**Challenge:** State how many lines contain the string "range", and write nothing else.

**Records for the task:**
***

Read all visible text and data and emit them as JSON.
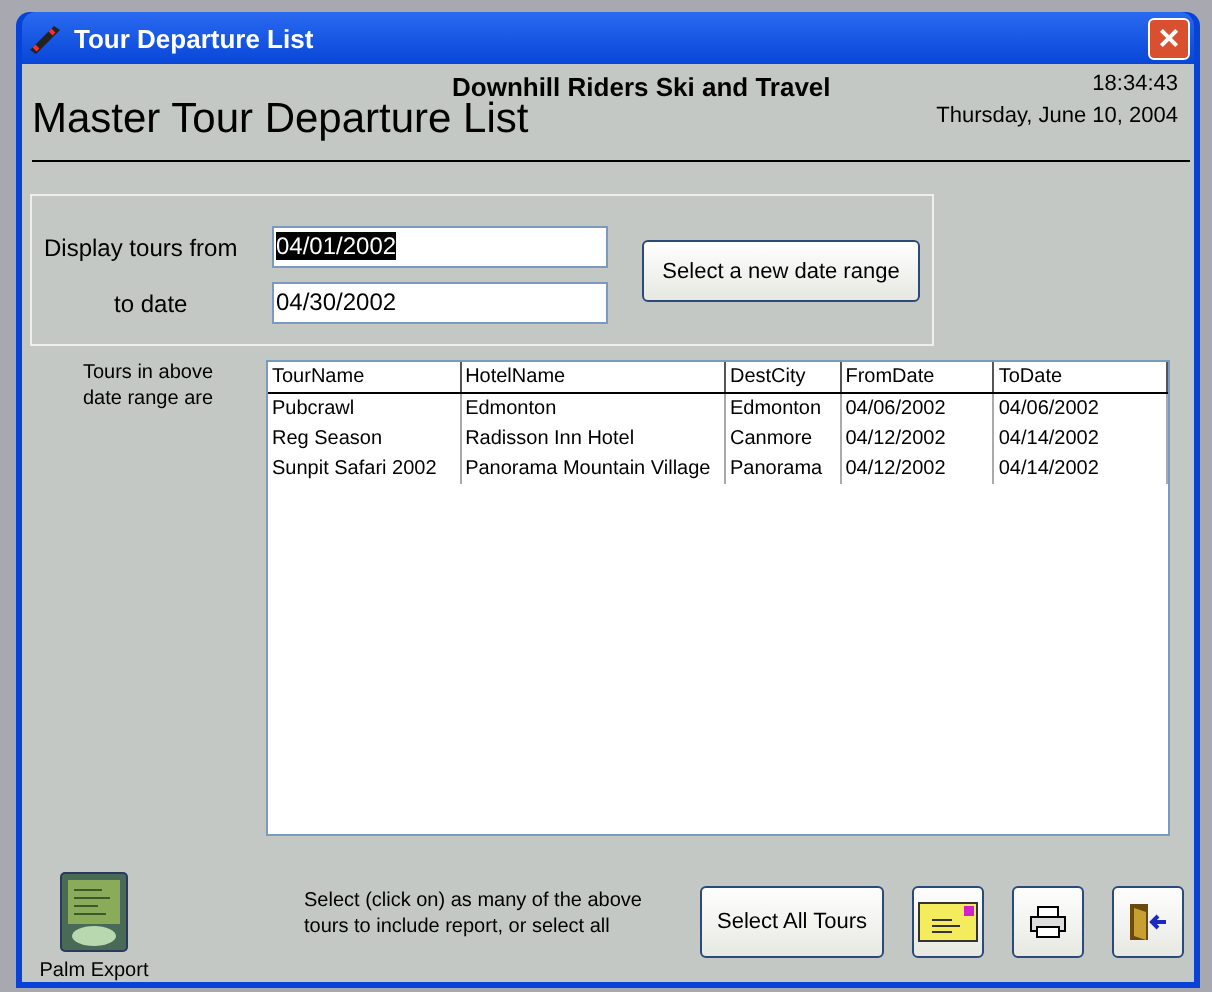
{
  "window": {
    "title": "Tour Departure List",
    "close_label": "×"
  },
  "header": {
    "company": "Downhill Riders Ski and Travel",
    "title": "Master Tour Departure List",
    "time": "18:34:43",
    "date": "Thursday, June 10, 2004"
  },
  "filter": {
    "from_label": "Display tours from",
    "from_value": "04/01/2002",
    "from_text_selected": true,
    "to_label": "to date",
    "to_value": "04/30/2002",
    "button": "Select a new date range"
  },
  "table": {
    "label": "Tours in above date range are",
    "columns": [
      "TourName",
      "HotelName",
      "DestCity",
      "FromDate",
      "ToDate"
    ],
    "rows": [
      [
        "Pubcrawl",
        "Edmonton",
        "Edmonton",
        "04/06/2002",
        "04/06/2002"
      ],
      [
        "Reg Season",
        "Radisson Inn Hotel",
        "Canmore",
        "04/12/2002",
        "04/14/2002"
      ],
      [
        "Sunpit Safari 2002",
        "Panorama Mountain Village",
        "Panorama",
        "04/12/2002",
        "04/14/2002"
      ]
    ]
  },
  "footer": {
    "palm_label": "Palm Export",
    "hint": "Select (click on) as many of the above tours to include report, or select all",
    "select_all": "Select All Tours"
  }
}
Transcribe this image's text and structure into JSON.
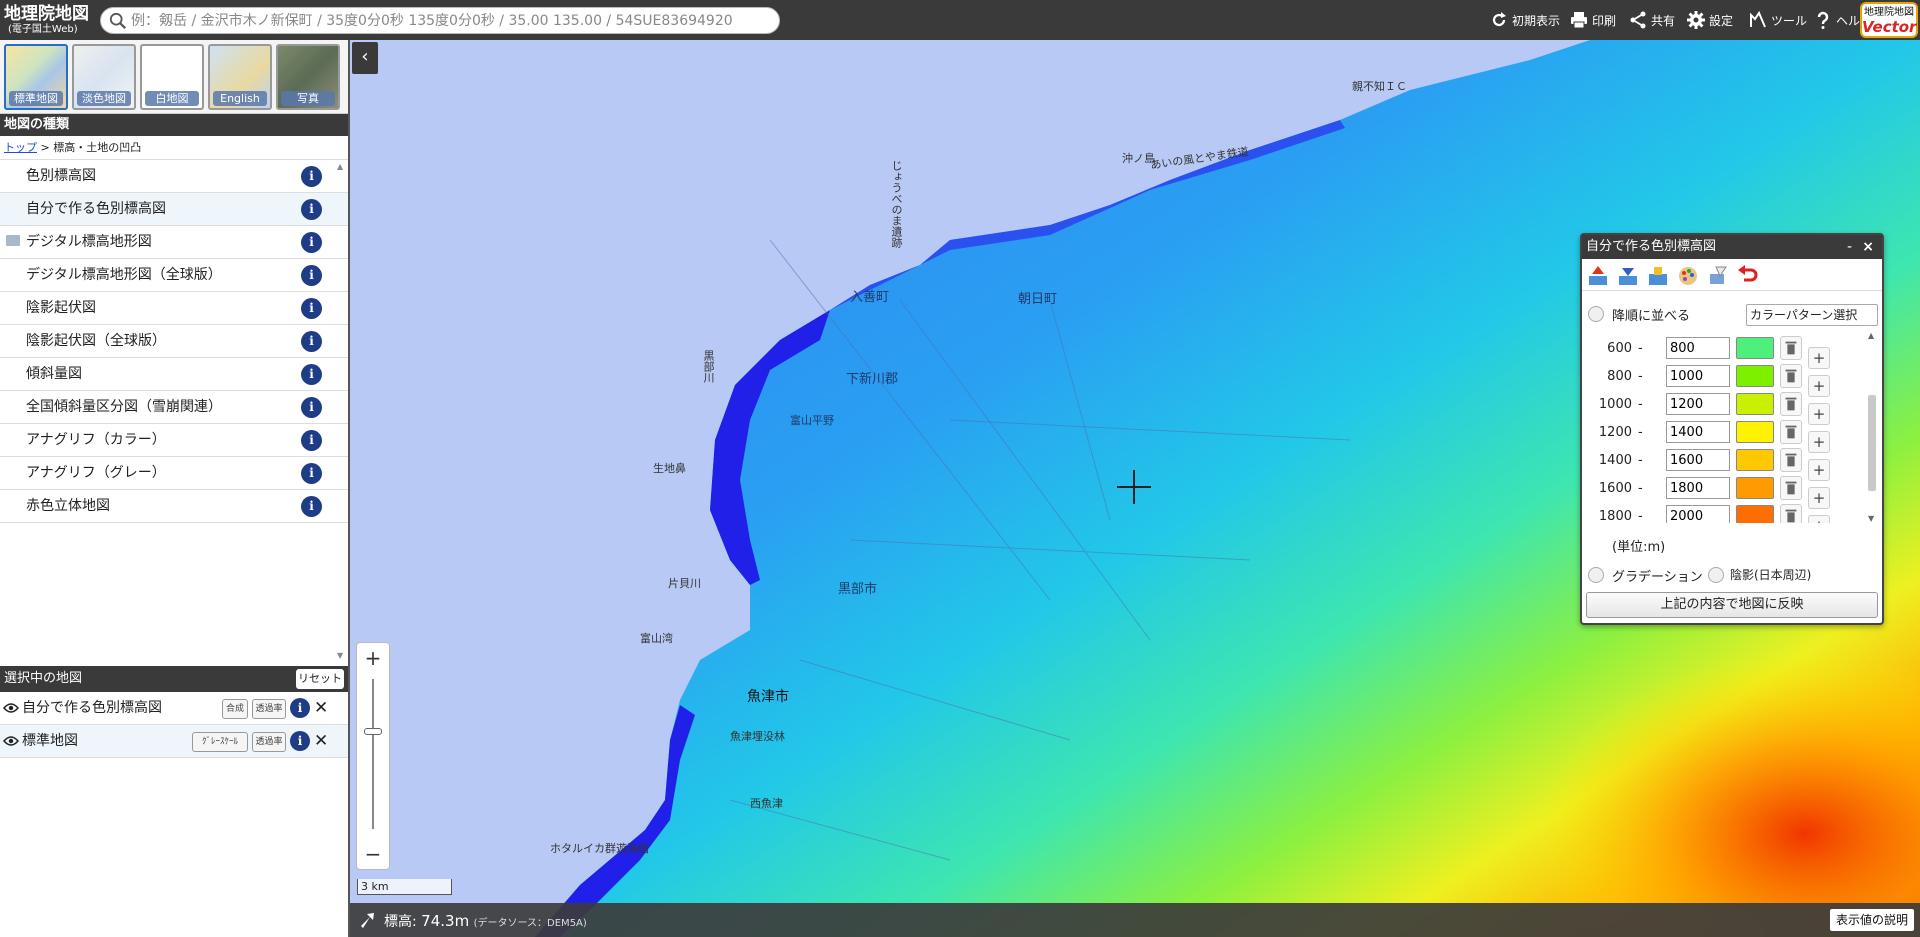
{
  "header": {
    "logo_line1": "地理院地図",
    "logo_line2": "(電子国土Web)",
    "search_placeholder": "例：剱岳 / 金沢市木ノ新保町 / 35度0分0秒 135度0分0秒 / 35.00 135.00 / 54SUE83694920",
    "buttons": [
      {
        "label": "初期表示",
        "icon": "reload-icon"
      },
      {
        "label": "印刷",
        "icon": "printer-icon"
      },
      {
        "label": "共有",
        "icon": "share-icon"
      },
      {
        "label": "設定",
        "icon": "gear-icon"
      },
      {
        "label": "ツール",
        "icon": "tools-icon"
      },
      {
        "label": "ヘルプ",
        "icon": "help-icon"
      }
    ],
    "vector_line1": "地理院地図",
    "vector_line2": "Vector"
  },
  "basemaps": [
    {
      "label": "標準地図",
      "active": true
    },
    {
      "label": "淡色地図",
      "active": false
    },
    {
      "label": "白地図",
      "active": false
    },
    {
      "label": "English",
      "active": false
    },
    {
      "label": "写真",
      "active": false
    }
  ],
  "maptype": {
    "header": "地図の種類",
    "breadcrumb_link": "トップ",
    "breadcrumb_rest": " > 標高・土地の凹凸",
    "items": [
      {
        "label": "色別標高図"
      },
      {
        "label": "自分で作る色別標高図"
      },
      {
        "label": "デジタル標高地形図"
      },
      {
        "label": "デジタル標高地形図（全球版）"
      },
      {
        "label": "陰影起伏図"
      },
      {
        "label": "陰影起伏図（全球版）"
      },
      {
        "label": "傾斜量図"
      },
      {
        "label": "全国傾斜量区分図（雪崩関連）"
      },
      {
        "label": "アナグリフ（カラー）"
      },
      {
        "label": "アナグリフ（グレー）"
      },
      {
        "label": "赤色立体地図"
      }
    ],
    "info_glyph": "i"
  },
  "selected": {
    "header": "選択中の地図",
    "reset_label": "リセット",
    "rows": [
      {
        "label": "自分で作る色別標高図",
        "btn1": "合成",
        "btn2": "透過率"
      },
      {
        "label": "標準地図",
        "btn1": "ｸﾞﾚｰｽｹｰﾙ",
        "btn2": "透過率"
      }
    ],
    "close_glyph": "✕"
  },
  "map": {
    "labels": [
      "親不知ＩＣ",
      "沖ノ島",
      "あいの風とやま鉄道",
      "じょうべのま遺跡",
      "入善町",
      "朝日町",
      "下新川郡",
      "富山平野",
      "黒部川",
      "生地鼻",
      "片貝川",
      "黒部市",
      "富山湾",
      "魚津市",
      "魚津埋没林",
      "西魚津",
      "ホタルイカ群遊海面"
    ],
    "scale_label": "3 km",
    "collapse_glyph": "‹"
  },
  "zoom": {
    "plus": "+",
    "minus": "−"
  },
  "status": {
    "label": "標高:",
    "value": "74.3m",
    "source": "(データソース：DEM5A)",
    "explain_label": "表示値の説明"
  },
  "dialog": {
    "title": "自分で作る色別標高図",
    "minimize": "-",
    "close": "×",
    "tool_icons": [
      "upload-icon",
      "download-icon",
      "copy-icon",
      "palette-icon",
      "eraser-icon",
      "undo-icon"
    ],
    "sort_label": "降順に並べる",
    "pattern_label": "カラーパターン選択",
    "rows": [
      {
        "from": "600",
        "to": "800",
        "color": "#4df07a"
      },
      {
        "from": "800",
        "to": "1000",
        "color": "#7df000"
      },
      {
        "from": "1000",
        "to": "1200",
        "color": "#c8f000"
      },
      {
        "from": "1200",
        "to": "1400",
        "color": "#fff200"
      },
      {
        "from": "1400",
        "to": "1600",
        "color": "#ffc800"
      },
      {
        "from": "1600",
        "to": "1800",
        "color": "#ff9b00"
      },
      {
        "from": "1800",
        "to": "2000",
        "color": "#ff6e00"
      }
    ],
    "unit_label": "(単位:m)",
    "gradation_label": "グラデーション",
    "shade_label": "陰影(日本周辺)",
    "apply_label": "上記の内容で地図に反映"
  }
}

***

**The result:** 2